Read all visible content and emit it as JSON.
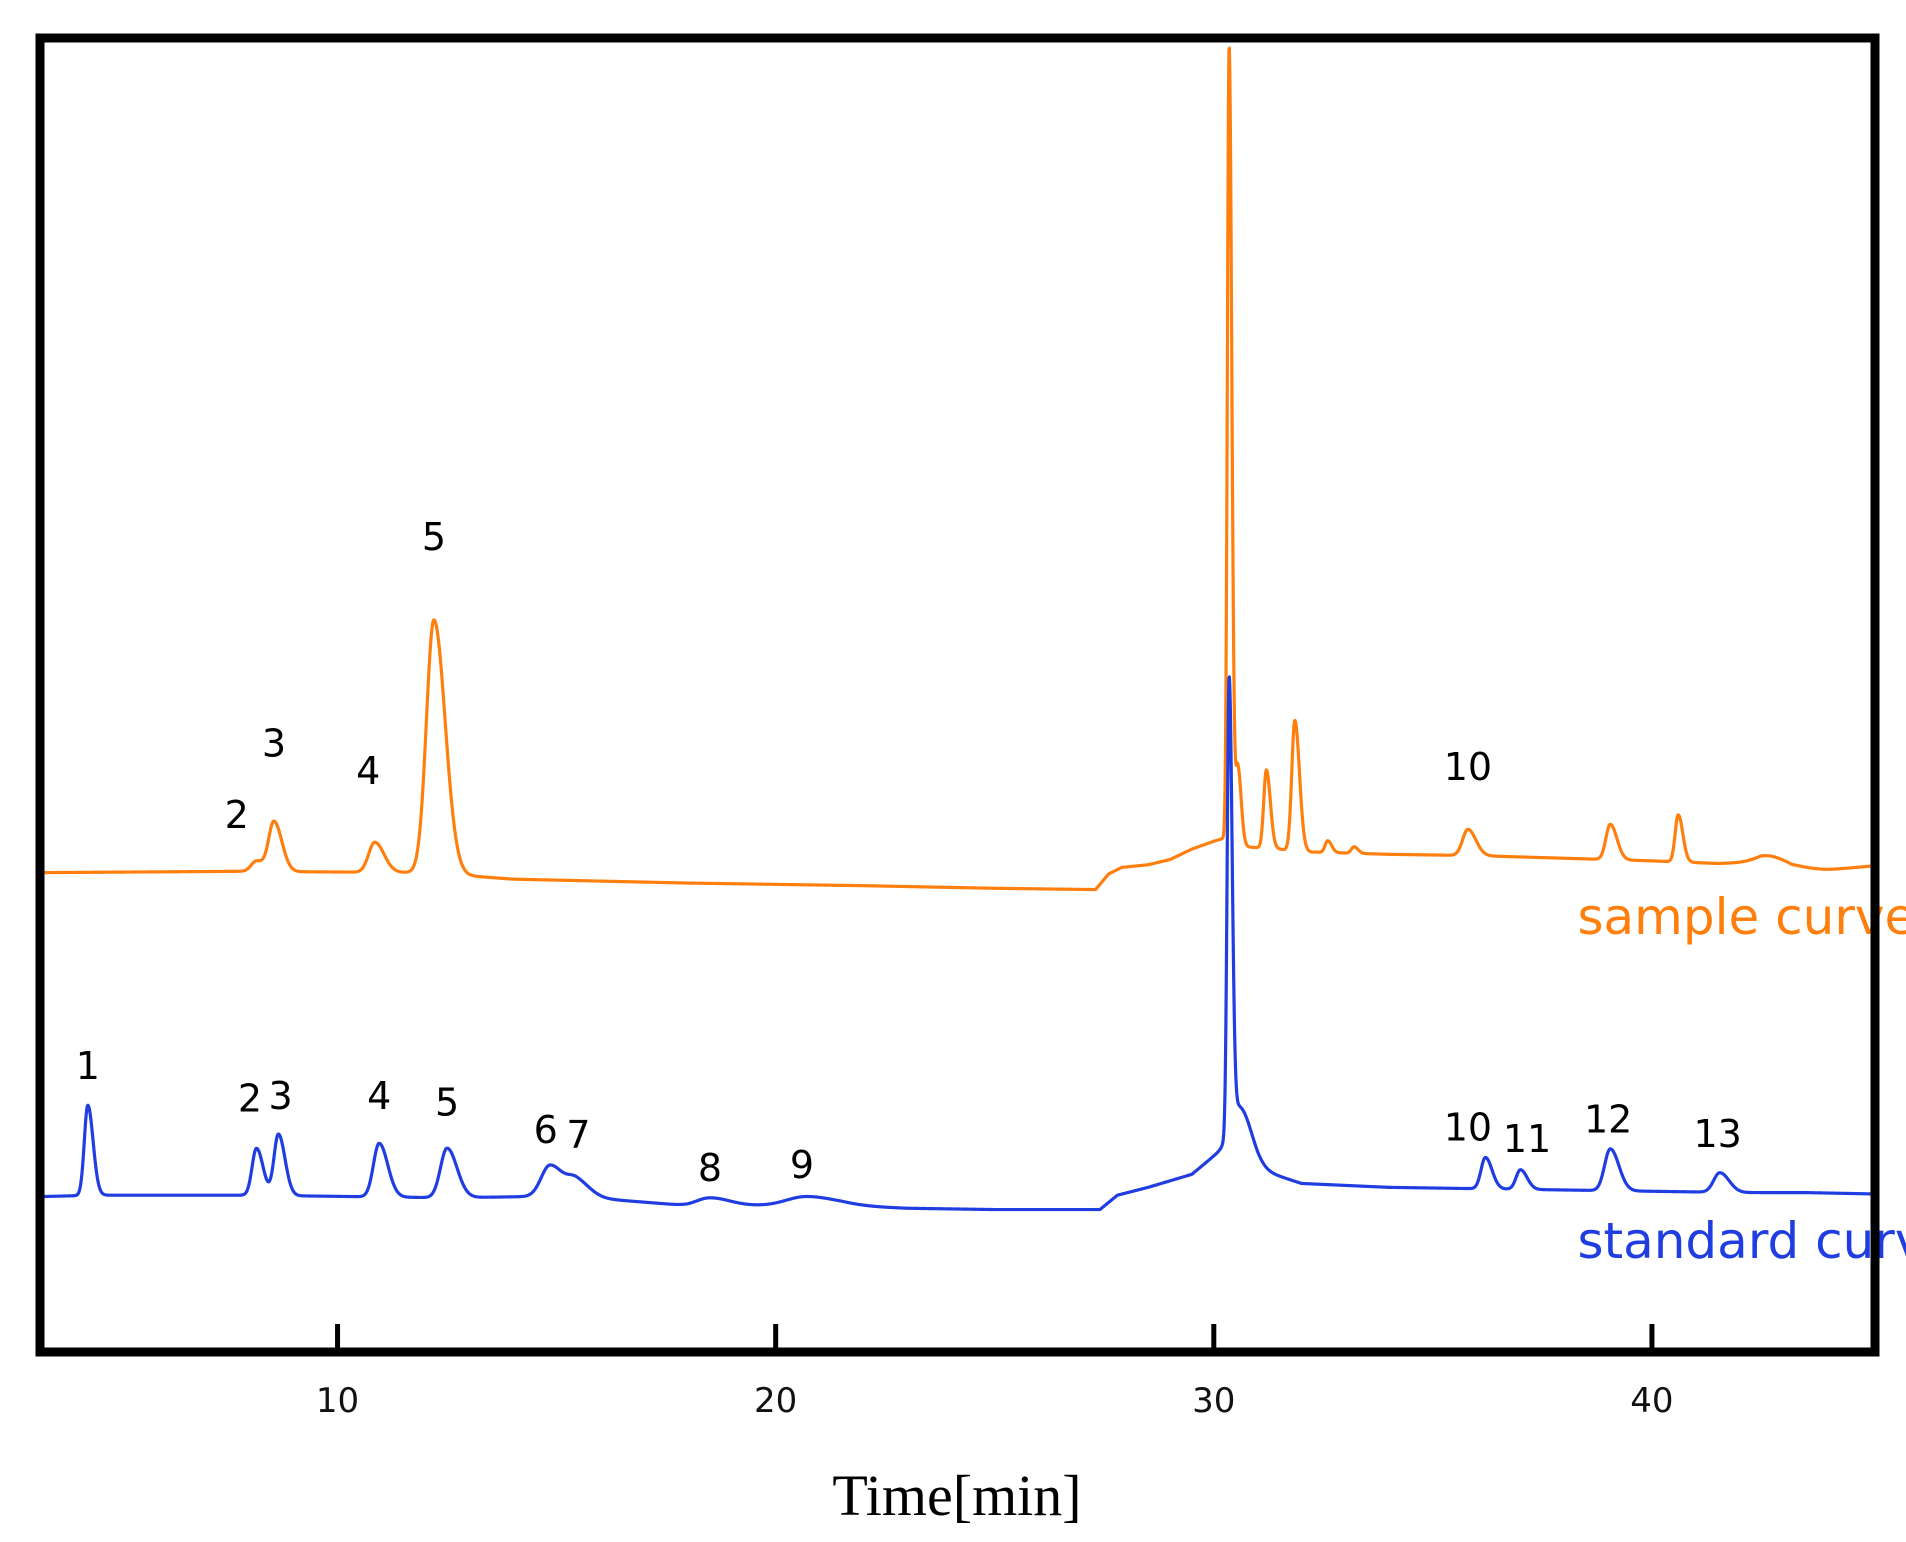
{
  "chart_data": {
    "type": "line",
    "title": "",
    "xlabel": "Time[min]",
    "ylabel": "",
    "xlim": [
      3.3,
      45.0
    ],
    "ylim": [
      0,
      100
    ],
    "x_ticks": [
      10,
      20,
      30,
      40
    ],
    "x_tick_labels": [
      "10",
      "20",
      "30",
      "40"
    ],
    "grid": false,
    "y_axis_labels_shown": false,
    "series": [
      {
        "name": "sample curve",
        "color": "#ff7f0e",
        "baseline": [
          [
            3.3,
            36.4
          ],
          [
            7.8,
            36.5
          ],
          [
            12,
            36.4
          ],
          [
            14,
            35.9
          ],
          [
            18,
            35.6
          ],
          [
            22,
            35.4
          ],
          [
            25,
            35.2
          ],
          [
            27.3,
            35.1
          ],
          [
            27.6,
            36.3
          ],
          [
            27.9,
            36.8
          ],
          [
            28.5,
            37.0
          ],
          [
            29.0,
            37.4
          ],
          [
            29.5,
            38.2
          ],
          [
            30.0,
            38.8
          ],
          [
            30.2,
            39.0
          ],
          [
            30.6,
            38.4
          ],
          [
            31.5,
            38.2
          ],
          [
            32.0,
            38.0
          ],
          [
            33,
            37.9
          ],
          [
            34,
            37.8
          ],
          [
            36,
            37.7
          ],
          [
            38,
            37.5
          ],
          [
            40,
            37.3
          ],
          [
            41.5,
            37.1
          ],
          [
            42.5,
            37.2
          ],
          [
            43.2,
            36.5
          ],
          [
            44,
            36.6
          ],
          [
            45,
            36.9
          ]
        ],
        "peaks": [
          {
            "label": "2",
            "rt": 8.15,
            "height": 0.8,
            "width": 0.12
          },
          {
            "label": "3",
            "rt": 8.55,
            "height": 3.8,
            "width": 0.12
          },
          {
            "label": "4",
            "rt": 10.85,
            "height": 2.3,
            "width": 0.14
          },
          {
            "label": "5",
            "rt": 12.2,
            "height": 19.4,
            "width": 0.17
          },
          {
            "label": "",
            "rt": 30.35,
            "height": 61.0,
            "width": 0.04
          },
          {
            "label": "",
            "rt": 30.55,
            "height": 6.0,
            "width": 0.05
          },
          {
            "label": "",
            "rt": 31.2,
            "height": 6.0,
            "width": 0.06
          },
          {
            "label": "",
            "rt": 31.85,
            "height": 10.0,
            "width": 0.07
          },
          {
            "label": "",
            "rt": 32.6,
            "height": 0.9,
            "width": 0.06
          },
          {
            "label": "",
            "rt": 33.2,
            "height": 0.5,
            "width": 0.06
          },
          {
            "label": "10",
            "rt": 35.8,
            "height": 2.0,
            "width": 0.12
          },
          {
            "label": "",
            "rt": 39.05,
            "height": 2.7,
            "width": 0.1
          },
          {
            "label": "",
            "rt": 40.6,
            "height": 3.6,
            "width": 0.07
          },
          {
            "label": "",
            "rt": 42.8,
            "height": 0.7,
            "width": 0.35
          }
        ],
        "peak_labels": [
          {
            "text": "2",
            "x": 7.7,
            "y": 39.8
          },
          {
            "text": "3",
            "x": 8.55,
            "y": 45.3
          },
          {
            "text": "4",
            "x": 10.7,
            "y": 43.2
          },
          {
            "text": "5",
            "x": 12.2,
            "y": 61.1
          },
          {
            "text": "10",
            "x": 35.8,
            "y": 43.5
          }
        ]
      },
      {
        "name": "standard curve",
        "color": "#1f3de0",
        "baseline": [
          [
            3.3,
            11.6
          ],
          [
            4.5,
            11.7
          ],
          [
            8,
            11.7
          ],
          [
            12.5,
            11.5
          ],
          [
            14.5,
            11.6
          ],
          [
            15.5,
            11.6
          ],
          [
            16.5,
            11.3
          ],
          [
            18,
            10.9
          ],
          [
            20,
            10.9
          ],
          [
            21.5,
            10.9
          ],
          [
            23,
            10.7
          ],
          [
            25,
            10.6
          ],
          [
            27.4,
            10.6
          ],
          [
            27.8,
            11.7
          ],
          [
            28.5,
            12.3
          ],
          [
            29.0,
            12.8
          ],
          [
            29.5,
            13.3
          ],
          [
            30.0,
            14.7
          ],
          [
            30.2,
            15.2
          ],
          [
            31,
            13.7
          ],
          [
            32,
            12.6
          ],
          [
            34,
            12.3
          ],
          [
            36,
            12.2
          ],
          [
            38,
            12.1
          ],
          [
            40,
            12.0
          ],
          [
            42,
            11.9
          ],
          [
            43.5,
            11.9
          ],
          [
            45,
            11.8
          ]
        ],
        "peaks": [
          {
            "label": "1",
            "rt": 4.3,
            "height": 6.9,
            "width": 0.08
          },
          {
            "label": "2",
            "rt": 8.15,
            "height": 3.6,
            "width": 0.1
          },
          {
            "label": "3",
            "rt": 8.65,
            "height": 4.7,
            "width": 0.1
          },
          {
            "label": "4",
            "rt": 10.95,
            "height": 4.1,
            "width": 0.13
          },
          {
            "label": "5",
            "rt": 12.5,
            "height": 3.8,
            "width": 0.15
          },
          {
            "label": "6",
            "rt": 14.85,
            "height": 2.4,
            "width": 0.2
          },
          {
            "label": "7",
            "rt": 15.45,
            "height": 1.2,
            "width": 0.2
          },
          {
            "label": "8",
            "rt": 18.5,
            "height": 0.6,
            "width": 0.3
          },
          {
            "label": "9",
            "rt": 20.7,
            "height": 0.7,
            "width": 0.45
          },
          {
            "label": "",
            "rt": 30.35,
            "height": 35.0,
            "width": 0.045
          },
          {
            "label": "",
            "rt": 30.6,
            "height": 4.0,
            "width": 0.18
          },
          {
            "label": "10",
            "rt": 36.2,
            "height": 2.4,
            "width": 0.1
          },
          {
            "label": "11",
            "rt": 37.0,
            "height": 1.5,
            "width": 0.1
          },
          {
            "label": "12",
            "rt": 39.05,
            "height": 3.2,
            "width": 0.13
          },
          {
            "label": "13",
            "rt": 41.55,
            "height": 1.5,
            "width": 0.14
          }
        ],
        "peak_labels": [
          {
            "text": "1",
            "x": 4.3,
            "y": 20.6
          },
          {
            "text": "2",
            "x": 8.0,
            "y": 18.1
          },
          {
            "text": "3",
            "x": 8.7,
            "y": 18.3
          },
          {
            "text": "4",
            "x": 10.95,
            "y": 18.3
          },
          {
            "text": "5",
            "x": 12.5,
            "y": 17.8
          },
          {
            "text": "6",
            "x": 14.75,
            "y": 15.7
          },
          {
            "text": "7",
            "x": 15.5,
            "y": 15.3
          },
          {
            "text": "8",
            "x": 18.5,
            "y": 12.8
          },
          {
            "text": "9",
            "x": 20.6,
            "y": 13.0
          },
          {
            "text": "10",
            "x": 35.8,
            "y": 15.9
          },
          {
            "text": "11",
            "x": 37.15,
            "y": 15.0
          },
          {
            "text": "12",
            "x": 39.0,
            "y": 16.5
          },
          {
            "text": "13",
            "x": 41.5,
            "y": 15.4
          }
        ]
      }
    ],
    "legend": {
      "placement": "in-plot, right of each curve",
      "entries": [
        {
          "text": "sample curve",
          "color": "#ff7f0e",
          "x": 38.3,
          "y": 31.7
        },
        {
          "text": "standard curve",
          "color": "#1f3de0",
          "x": 38.3,
          "y": 6.9
        }
      ]
    }
  }
}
---+---
* _Stated goal_: Using the data above, print every line exactly, omitting pictures.

* _Output for this exercise_:
Read all visible content and emit it as JSON.
{
  "chart_data": {
    "type": "line",
    "title": "",
    "xlabel": "Time[min]",
    "ylabel": "",
    "xlim": [
      3.3,
      45.0
    ],
    "ylim": [
      0,
      100
    ],
    "x_ticks": [
      10,
      20,
      30,
      40
    ],
    "x_tick_labels": [
      "10",
      "20",
      "30",
      "40"
    ],
    "grid": false,
    "y_axis_labels_shown": false,
    "series": [
      {
        "name": "sample curve",
        "color": "#ff7f0e",
        "baseline": [
          [
            3.3,
            36.4
          ],
          [
            7.8,
            36.5
          ],
          [
            12,
            36.4
          ],
          [
            14,
            35.9
          ],
          [
            18,
            35.6
          ],
          [
            22,
            35.4
          ],
          [
            25,
            35.2
          ],
          [
            27.3,
            35.1
          ],
          [
            27.6,
            36.3
          ],
          [
            27.9,
            36.8
          ],
          [
            28.5,
            37.0
          ],
          [
            29.0,
            37.4
          ],
          [
            29.5,
            38.2
          ],
          [
            30.0,
            38.8
          ],
          [
            30.2,
            39.0
          ],
          [
            30.6,
            38.4
          ],
          [
            31.5,
            38.2
          ],
          [
            32.0,
            38.0
          ],
          [
            33,
            37.9
          ],
          [
            34,
            37.8
          ],
          [
            36,
            37.7
          ],
          [
            38,
            37.5
          ],
          [
            40,
            37.3
          ],
          [
            41.5,
            37.1
          ],
          [
            42.5,
            37.2
          ],
          [
            43.2,
            36.5
          ],
          [
            44,
            36.6
          ],
          [
            45,
            36.9
          ]
        ],
        "peaks": [
          {
            "label": "2",
            "rt": 8.15,
            "height": 0.8,
            "width": 0.12
          },
          {
            "label": "3",
            "rt": 8.55,
            "height": 3.8,
            "width": 0.12
          },
          {
            "label": "4",
            "rt": 10.85,
            "height": 2.3,
            "width": 0.14
          },
          {
            "label": "5",
            "rt": 12.2,
            "height": 19.4,
            "width": 0.17
          },
          {
            "label": "",
            "rt": 30.35,
            "height": 61.0,
            "width": 0.04
          },
          {
            "label": "",
            "rt": 30.55,
            "height": 6.0,
            "width": 0.05
          },
          {
            "label": "",
            "rt": 31.2,
            "height": 6.0,
            "width": 0.06
          },
          {
            "label": "",
            "rt": 31.85,
            "height": 10.0,
            "width": 0.07
          },
          {
            "label": "",
            "rt": 32.6,
            "height": 0.9,
            "width": 0.06
          },
          {
            "label": "",
            "rt": 33.2,
            "height": 0.5,
            "width": 0.06
          },
          {
            "label": "10",
            "rt": 35.8,
            "height": 2.0,
            "width": 0.12
          },
          {
            "label": "",
            "rt": 39.05,
            "height": 2.7,
            "width": 0.1
          },
          {
            "label": "",
            "rt": 40.6,
            "height": 3.6,
            "width": 0.07
          },
          {
            "label": "",
            "rt": 42.8,
            "height": 0.7,
            "width": 0.35
          }
        ],
        "peak_labels": [
          {
            "text": "2",
            "x": 7.7,
            "y": 39.8
          },
          {
            "text": "3",
            "x": 8.55,
            "y": 45.3
          },
          {
            "text": "4",
            "x": 10.7,
            "y": 43.2
          },
          {
            "text": "5",
            "x": 12.2,
            "y": 61.1
          },
          {
            "text": "10",
            "x": 35.8,
            "y": 43.5
          }
        ]
      },
      {
        "name": "standard curve",
        "color": "#1f3de0",
        "baseline": [
          [
            3.3,
            11.6
          ],
          [
            4.5,
            11.7
          ],
          [
            8,
            11.7
          ],
          [
            12.5,
            11.5
          ],
          [
            14.5,
            11.6
          ],
          [
            15.5,
            11.6
          ],
          [
            16.5,
            11.3
          ],
          [
            18,
            10.9
          ],
          [
            20,
            10.9
          ],
          [
            21.5,
            10.9
          ],
          [
            23,
            10.7
          ],
          [
            25,
            10.6
          ],
          [
            27.4,
            10.6
          ],
          [
            27.8,
            11.7
          ],
          [
            28.5,
            12.3
          ],
          [
            29.0,
            12.8
          ],
          [
            29.5,
            13.3
          ],
          [
            30.0,
            14.7
          ],
          [
            30.2,
            15.2
          ],
          [
            31,
            13.7
          ],
          [
            32,
            12.6
          ],
          [
            34,
            12.3
          ],
          [
            36,
            12.2
          ],
          [
            38,
            12.1
          ],
          [
            40,
            12.0
          ],
          [
            42,
            11.9
          ],
          [
            43.5,
            11.9
          ],
          [
            45,
            11.8
          ]
        ],
        "peaks": [
          {
            "label": "1",
            "rt": 4.3,
            "height": 6.9,
            "width": 0.08
          },
          {
            "label": "2",
            "rt": 8.15,
            "height": 3.6,
            "width": 0.1
          },
          {
            "label": "3",
            "rt": 8.65,
            "height": 4.7,
            "width": 0.1
          },
          {
            "label": "4",
            "rt": 10.95,
            "height": 4.1,
            "width": 0.13
          },
          {
            "label": "5",
            "rt": 12.5,
            "height": 3.8,
            "width": 0.15
          },
          {
            "label": "6",
            "rt": 14.85,
            "height": 2.4,
            "width": 0.2
          },
          {
            "label": "7",
            "rt": 15.45,
            "height": 1.2,
            "width": 0.2
          },
          {
            "label": "8",
            "rt": 18.5,
            "height": 0.6,
            "width": 0.3
          },
          {
            "label": "9",
            "rt": 20.7,
            "height": 0.7,
            "width": 0.45
          },
          {
            "label": "",
            "rt": 30.35,
            "height": 35.0,
            "width": 0.045
          },
          {
            "label": "",
            "rt": 30.6,
            "height": 4.0,
            "width": 0.18
          },
          {
            "label": "10",
            "rt": 36.2,
            "height": 2.4,
            "width": 0.1
          },
          {
            "label": "11",
            "rt": 37.0,
            "height": 1.5,
            "width": 0.1
          },
          {
            "label": "12",
            "rt": 39.05,
            "height": 3.2,
            "width": 0.13
          },
          {
            "label": "13",
            "rt": 41.55,
            "height": 1.5,
            "width": 0.14
          }
        ],
        "peak_labels": [
          {
            "text": "1",
            "x": 4.3,
            "y": 20.6
          },
          {
            "text": "2",
            "x": 8.0,
            "y": 18.1
          },
          {
            "text": "3",
            "x": 8.7,
            "y": 18.3
          },
          {
            "text": "4",
            "x": 10.95,
            "y": 18.3
          },
          {
            "text": "5",
            "x": 12.5,
            "y": 17.8
          },
          {
            "text": "6",
            "x": 14.75,
            "y": 15.7
          },
          {
            "text": "7",
            "x": 15.5,
            "y": 15.3
          },
          {
            "text": "8",
            "x": 18.5,
            "y": 12.8
          },
          {
            "text": "9",
            "x": 20.6,
            "y": 13.0
          },
          {
            "text": "10",
            "x": 35.8,
            "y": 15.9
          },
          {
            "text": "11",
            "x": 37.15,
            "y": 15.0
          },
          {
            "text": "12",
            "x": 39.0,
            "y": 16.5
          },
          {
            "text": "13",
            "x": 41.5,
            "y": 15.4
          }
        ]
      }
    ],
    "legend": {
      "placement": "in-plot, right of each curve",
      "entries": [
        {
          "text": "sample curve",
          "color": "#ff7f0e",
          "x": 38.3,
          "y": 31.7
        },
        {
          "text": "standard curve",
          "color": "#1f3de0",
          "x": 38.3,
          "y": 6.9
        }
      ]
    }
  }
}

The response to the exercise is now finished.